• [Dataset entries on figures]
========
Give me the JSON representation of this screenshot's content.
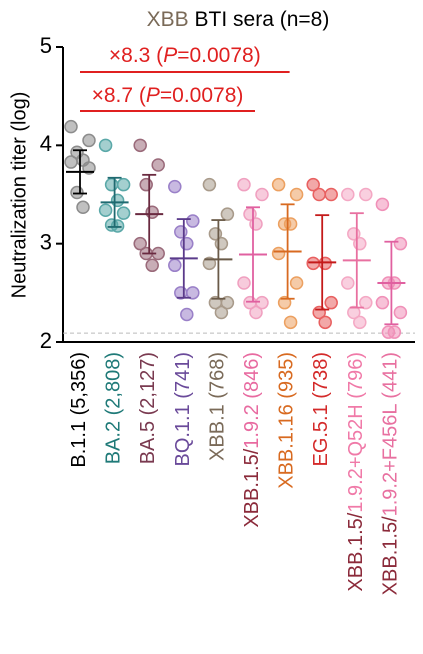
{
  "chart_data": {
    "type": "dot",
    "title": [
      {
        "text": "XBB",
        "color": "#7a6a58"
      },
      {
        "text": " BTI sera (n=8)",
        "color": "#000000"
      }
    ],
    "y_label": "Neutralization titer (log)",
    "ylim": [
      2,
      5
    ],
    "yticks": [
      2,
      3,
      4,
      5
    ],
    "reference_line": 2.09,
    "series": [
      {
        "label": [
          {
            "text": "B.1.1 (5,356)",
            "color": "#000000"
          }
        ],
        "color": "#8c8c8c",
        "bar_color": "#000000",
        "values": [
          4.19,
          4.05,
          3.93,
          3.85,
          3.83,
          3.77,
          3.52,
          3.37
        ],
        "mean": 3.73,
        "sd": 0.22
      },
      {
        "label": [
          {
            "text": "BA.2 (2,808)",
            "color": "#1f7a78"
          }
        ],
        "color": "#5aa8a8",
        "bar_color": "#1f6a70",
        "values": [
          4.0,
          3.6,
          3.6,
          3.44,
          3.34,
          3.31,
          3.19,
          3.18
        ],
        "mean": 3.42,
        "sd": 0.25
      },
      {
        "label": [
          {
            "text": "BA.5 (2,127)",
            "color": "#7a3a50"
          }
        ],
        "color": "#9a6a7a",
        "bar_color": "#6a2a40",
        "values": [
          4.0,
          3.8,
          3.6,
          3.32,
          3.0,
          2.9,
          2.9,
          2.78
        ],
        "mean": 3.3,
        "sd": 0.4
      },
      {
        "label": [
          {
            "text": "BQ.1.1 (741)",
            "color": "#6a4a9a"
          }
        ],
        "color": "#9a80c8",
        "bar_color": "#5a3a8a",
        "values": [
          3.58,
          3.23,
          3.12,
          3.0,
          2.78,
          2.5,
          2.5,
          2.28
        ],
        "mean": 2.85,
        "sd": 0.4
      },
      {
        "label": [
          {
            "text": "XBB.1 (768)",
            "color": "#7a6a58"
          }
        ],
        "color": "#a89a8a",
        "bar_color": "#6a5a48",
        "values": [
          3.6,
          3.3,
          3.1,
          3.0,
          2.8,
          2.4,
          2.4,
          2.3
        ],
        "mean": 2.84,
        "sd": 0.4
      },
      {
        "label": [
          {
            "text": "XBB.1.5/",
            "color": "#8b2a3a"
          },
          {
            "text": "1.9.2 (846)",
            "color": "#e86aa0"
          }
        ],
        "color": "#f0a0c0",
        "bar_color": "#e060a0",
        "values": [
          3.6,
          3.5,
          3.3,
          3.2,
          2.6,
          2.4,
          2.4,
          2.3
        ],
        "mean": 2.89,
        "sd": 0.48
      },
      {
        "label": [
          {
            "text": "XBB.1.16 (935)",
            "color": "#d86a20"
          }
        ],
        "color": "#eca060",
        "bar_color": "#d86a20",
        "values": [
          3.6,
          3.5,
          3.2,
          3.2,
          2.9,
          2.6,
          2.4,
          2.2
        ],
        "mean": 2.92,
        "sd": 0.48
      },
      {
        "label": [
          {
            "text": "EG.5.1 (738)",
            "color": "#d42a2a"
          }
        ],
        "color": "#e86060",
        "bar_color": "#c41a1a",
        "values": [
          3.6,
          3.5,
          3.5,
          2.8,
          2.8,
          2.4,
          2.3,
          2.2
        ],
        "mean": 2.81,
        "sd": 0.48
      },
      {
        "label": [
          {
            "text": "XBB.1.5/",
            "color": "#8b2a3a"
          },
          {
            "text": "1.9.2+Q52H (796)",
            "color": "#f07aa8"
          }
        ],
        "color": "#f4a8c4",
        "bar_color": "#e870a0",
        "values": [
          3.5,
          3.5,
          3.1,
          3.0,
          2.6,
          2.4,
          2.3,
          2.2
        ],
        "mean": 2.83,
        "sd": 0.48
      },
      {
        "label": [
          {
            "text": "XBB.1.5/",
            "color": "#8b2a3a"
          },
          {
            "text": "1.9.2+F456L (441)",
            "color": "#e870a0"
          }
        ],
        "color": "#f090b8",
        "bar_color": "#e060a0",
        "values": [
          3.4,
          3.0,
          2.6,
          2.6,
          2.4,
          2.3,
          2.1,
          2.1
        ],
        "mean": 2.6,
        "sd": 0.42
      }
    ],
    "annotations": [
      {
        "parts": [
          {
            "text": "×8.3 (",
            "italic": false
          },
          {
            "text": "P",
            "italic": true
          },
          {
            "text": "=0.0078)",
            "italic": false
          }
        ],
        "from": 0,
        "to": 6,
        "color": "#e02020"
      },
      {
        "parts": [
          {
            "text": "×8.7 (",
            "italic": false
          },
          {
            "text": "P",
            "italic": true
          },
          {
            "text": "=0.0078)",
            "italic": false
          }
        ],
        "from": 0,
        "to": 5,
        "color": "#e02020"
      }
    ]
  }
}
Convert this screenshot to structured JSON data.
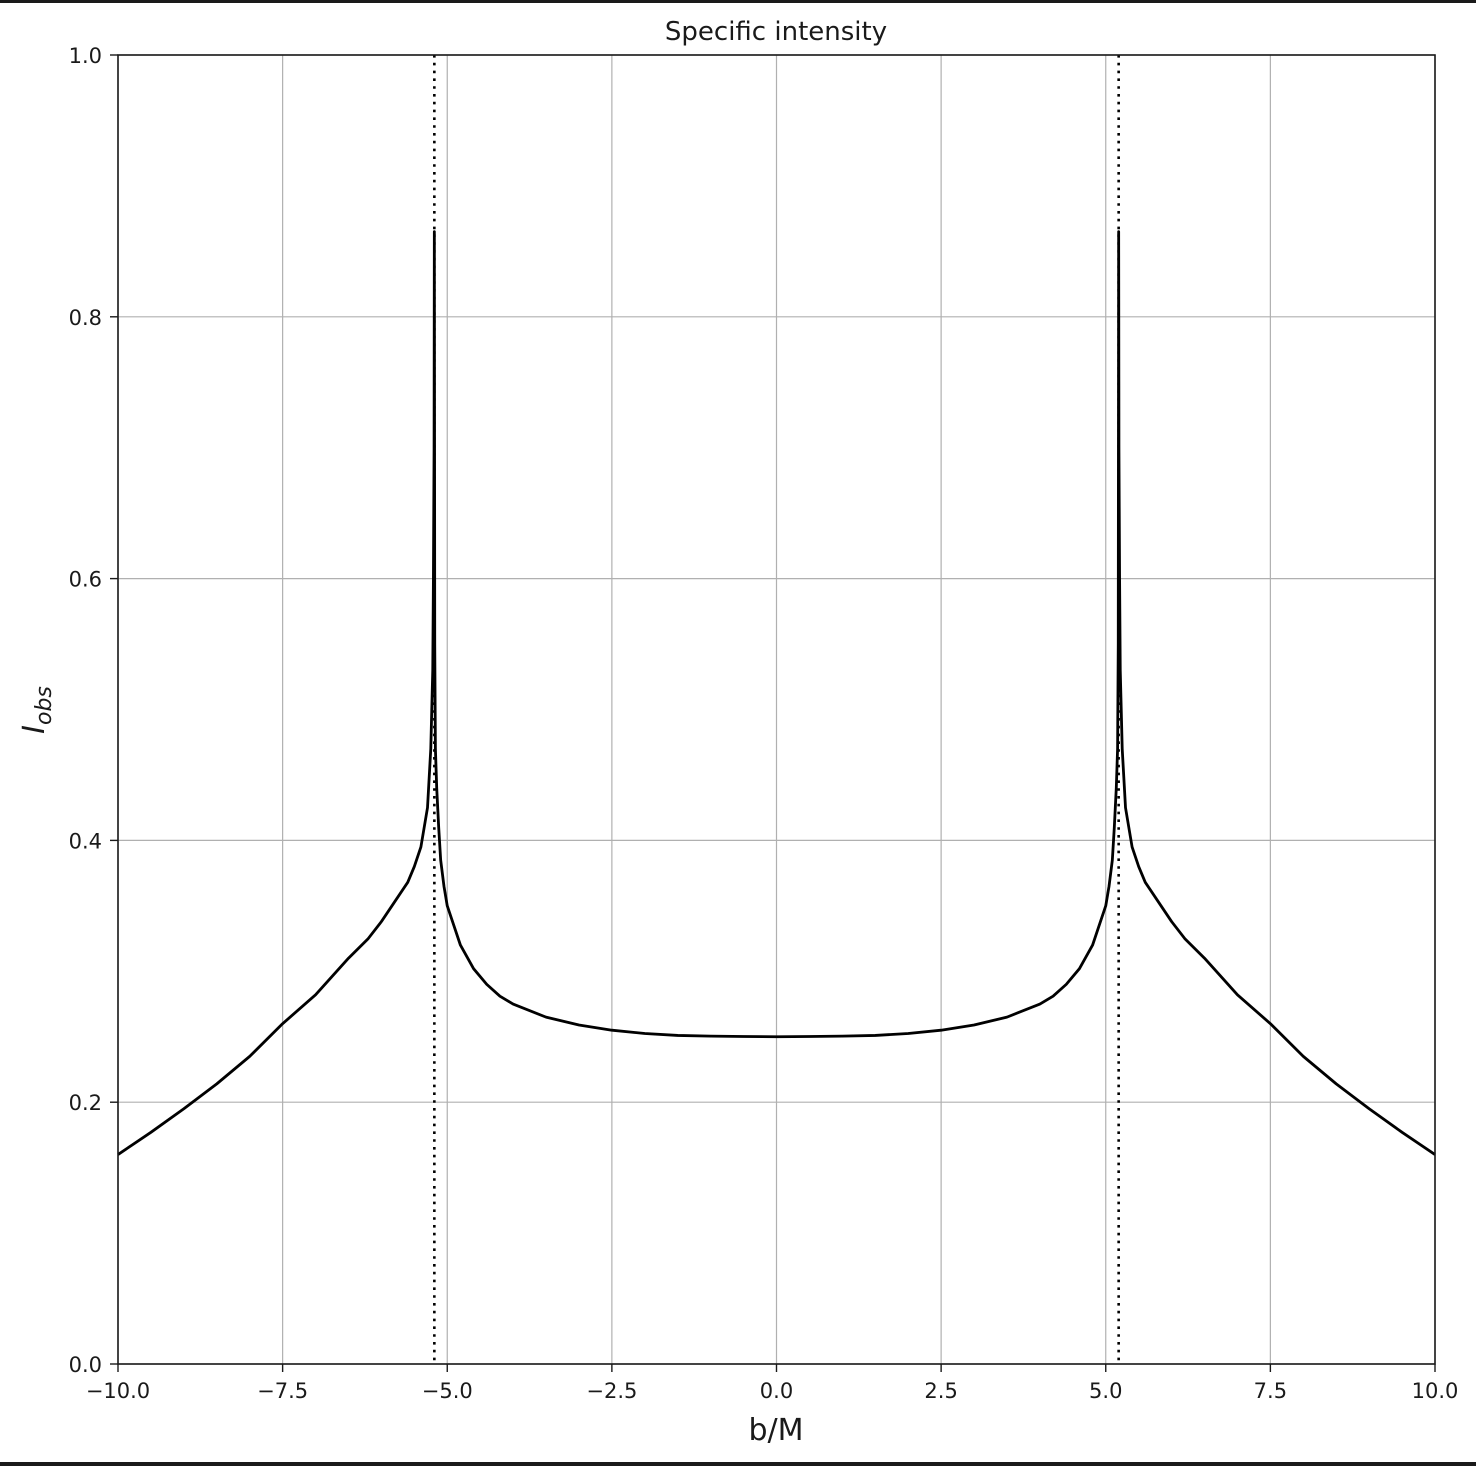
========
• [Exercise task] Retype the records exactly. Any image in them should not appear in what you write.

• [Solution below]
Give me the JSON representation of this screenshot's content.
{
  "chart_data": {
    "type": "dot",
    "title": [
      {
        "text": "XBB",
        "color": "#7a6a58"
      },
      {
        "text": " BTI sera (n=8)",
        "color": "#000000"
      }
    ],
    "y_label": "Neutralization titer (log)",
    "ylim": [
      2,
      5
    ],
    "yticks": [
      2,
      3,
      4,
      5
    ],
    "reference_line": 2.09,
    "series": [
      {
        "label": [
          {
            "text": "B.1.1 (5,356)",
            "color": "#000000"
          }
        ],
        "color": "#8c8c8c",
        "bar_color": "#000000",
        "values": [
          4.19,
          4.05,
          3.93,
          3.85,
          3.83,
          3.77,
          3.52,
          3.37
        ],
        "mean": 3.73,
        "sd": 0.22
      },
      {
        "label": [
          {
            "text": "BA.2 (2,808)",
            "color": "#1f7a78"
          }
        ],
        "color": "#5aa8a8",
        "bar_color": "#1f6a70",
        "values": [
          4.0,
          3.6,
          3.6,
          3.44,
          3.34,
          3.31,
          3.19,
          3.18
        ],
        "mean": 3.42,
        "sd": 0.25
      },
      {
        "label": [
          {
            "text": "BA.5 (2,127)",
            "color": "#7a3a50"
          }
        ],
        "color": "#9a6a7a",
        "bar_color": "#6a2a40",
        "values": [
          4.0,
          3.8,
          3.6,
          3.32,
          3.0,
          2.9,
          2.9,
          2.78
        ],
        "mean": 3.3,
        "sd": 0.4
      },
      {
        "label": [
          {
            "text": "BQ.1.1 (741)",
            "color": "#6a4a9a"
          }
        ],
        "color": "#9a80c8",
        "bar_color": "#5a3a8a",
        "values": [
          3.58,
          3.23,
          3.12,
          3.0,
          2.78,
          2.5,
          2.5,
          2.28
        ],
        "mean": 2.85,
        "sd": 0.4
      },
      {
        "label": [
          {
            "text": "XBB.1 (768)",
            "color": "#7a6a58"
          }
        ],
        "color": "#a89a8a",
        "bar_color": "#6a5a48",
        "values": [
          3.6,
          3.3,
          3.1,
          3.0,
          2.8,
          2.4,
          2.4,
          2.3
        ],
        "mean": 2.84,
        "sd": 0.4
      },
      {
        "label": [
          {
            "text": "XBB.1.5/",
            "color": "#8b2a3a"
          },
          {
            "text": "1.9.2 (846)",
            "color": "#e86aa0"
          }
        ],
        "color": "#f0a0c0",
        "bar_color": "#e060a0",
        "values": [
          3.6,
          3.5,
          3.3,
          3.2,
          2.6,
          2.4,
          2.4,
          2.3
        ],
        "mean": 2.89,
        "sd": 0.48
      },
      {
        "label": [
          {
            "text": "XBB.1.16 (935)",
            "color": "#d86a20"
          }
        ],
        "color": "#eca060",
        "bar_color": "#d86a20",
        "values": [
          3.6,
          3.5,
          3.2,
          3.2,
          2.9,
          2.6,
          2.4,
          2.2
        ],
        "mean": 2.92,
        "sd": 0.48
      },
      {
        "label": [
          {
            "text": "EG.5.1 (738)",
            "color": "#d42a2a"
          }
        ],
        "color": "#e86060",
        "bar_color": "#c41a1a",
        "values": [
          3.6,
          3.5,
          3.5,
          2.8,
          2.8,
          2.4,
          2.3,
          2.2
        ],
        "mean": 2.81,
        "sd": 0.48
      },
      {
        "label": [
          {
            "text": "XBB.1.5/",
            "color": "#8b2a3a"
          },
          {
            "text": "1.9.2+Q52H (796)",
            "color": "#f07aa8"
          }
        ],
        "color": "#f4a8c4",
        "bar_color": "#e870a0",
        "values": [
          3.5,
          3.5,
          3.1,
          3.0,
          2.6,
          2.4,
          2.3,
          2.2
        ],
        "mean": 2.83,
        "sd": 0.48
      },
      {
        "label": [
          {
            "text": "XBB.1.5/",
            "color": "#8b2a3a"
          },
          {
            "text": "1.9.2+F456L (441)",
            "color": "#e870a0"
          }
        ],
        "color": "#f090b8",
        "bar_color": "#e060a0",
        "values": [
          3.4,
          3.0,
          2.6,
          2.6,
          2.4,
          2.3,
          2.1,
          2.1
        ],
        "mean": 2.6,
        "sd": 0.42
      }
    ],
    "annotations": [
      {
        "parts": [
          {
            "text": "×8.3 (",
            "italic": false
          },
          {
            "text": "P",
            "italic": true
          },
          {
            "text": "=0.0078)",
            "italic": false
          }
        ],
        "from": 0,
        "to": 6,
        "color": "#e02020"
      },
      {
        "parts": [
          {
            "text": "×8.7 (",
            "italic": false
          },
          {
            "text": "P",
            "italic": true
          },
          {
            "text": "=0.0078)",
            "italic": false
          }
        ],
        "from": 0,
        "to": 5,
        "color": "#e02020"
      }
    ]
  }
}
Convert this screenshot to structured JSON data.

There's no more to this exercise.